**Direction**
From the listing below, extract each entry exactly as written, minus the images.

Extracted records:
--------------------------------------------------

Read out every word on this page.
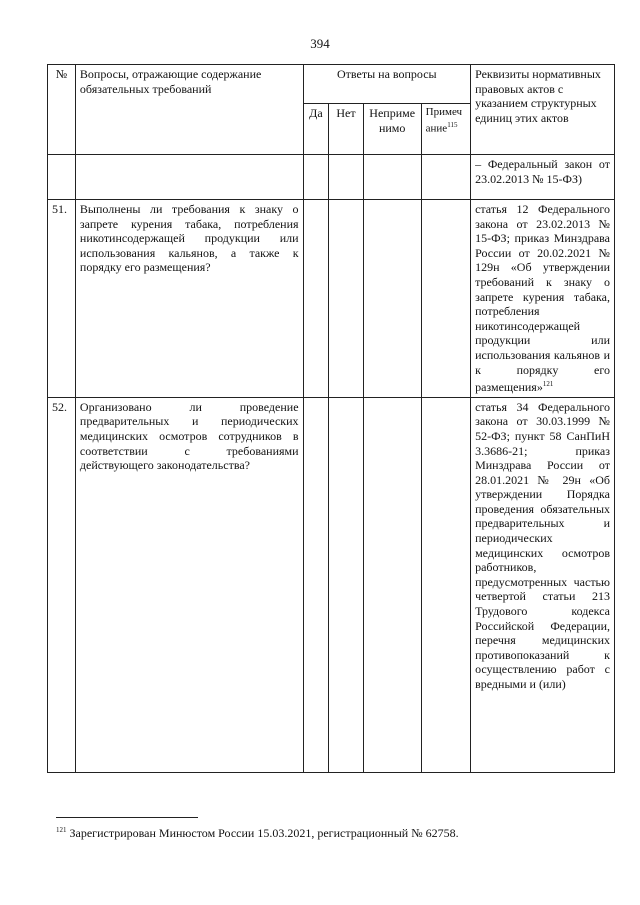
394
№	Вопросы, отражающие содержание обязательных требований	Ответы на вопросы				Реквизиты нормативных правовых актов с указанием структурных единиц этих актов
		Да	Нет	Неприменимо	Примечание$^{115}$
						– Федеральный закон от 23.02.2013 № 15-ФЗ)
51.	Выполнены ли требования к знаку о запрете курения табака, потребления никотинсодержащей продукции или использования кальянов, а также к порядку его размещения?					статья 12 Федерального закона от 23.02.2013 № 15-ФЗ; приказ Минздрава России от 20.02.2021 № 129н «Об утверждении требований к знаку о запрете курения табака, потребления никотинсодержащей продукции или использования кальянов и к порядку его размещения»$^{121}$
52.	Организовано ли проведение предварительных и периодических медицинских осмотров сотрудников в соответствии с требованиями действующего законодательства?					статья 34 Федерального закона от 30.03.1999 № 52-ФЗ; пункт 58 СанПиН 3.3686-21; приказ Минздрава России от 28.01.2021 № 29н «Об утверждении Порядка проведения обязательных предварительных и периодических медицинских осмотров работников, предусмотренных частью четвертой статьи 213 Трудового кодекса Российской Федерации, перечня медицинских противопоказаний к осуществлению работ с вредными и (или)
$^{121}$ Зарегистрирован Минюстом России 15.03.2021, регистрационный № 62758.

--------------------------------------------------

**Problem solution**
Read out every word on this page.
394
№	Вопросы, отражающие содержание обязательных требований	Ответы на вопросы				Реквизиты нормативных правовых актов с указанием структурных единиц этих актов
		Да	Нет	Неприменимо	Примечание$^{115}$
						– Федеральный закон от 23.02.2013 № 15-ФЗ)
51.	Выполнены ли требования к знаку о запрете курения табака, потребления никотинсодержащей продукции или использования кальянов, а также к порядку его размещения?					статья 12 Федерального закона от 23.02.2013 № 15-ФЗ; приказ Минздрава России от 20.02.2021 № 129н «Об утверждении требований к знаку о запрете курения табака, потребления никотинсодержащей продукции или использования кальянов и к порядку его размещения»$^{121}$
52.	Организовано ли проведение предварительных и периодических медицинских осмотров сотрудников в соответствии с требованиями действующего законодательства?					статья 34 Федерального закона от 30.03.1999 № 52-ФЗ; пункт 58 СанПиН 3.3686-21; приказ Минздрава России от 28.01.2021 № 29н «Об утверждении Порядка проведения обязательных предварительных и периодических медицинских осмотров работников, предусмотренных частью четвертой статьи 213 Трудового кодекса Российской Федерации, перечня медицинских противопоказаний к осуществлению работ с вредными и (или)
$^{121}$ Зарегистрирован Минюстом России 15.03.2021, регистрационный № 62758.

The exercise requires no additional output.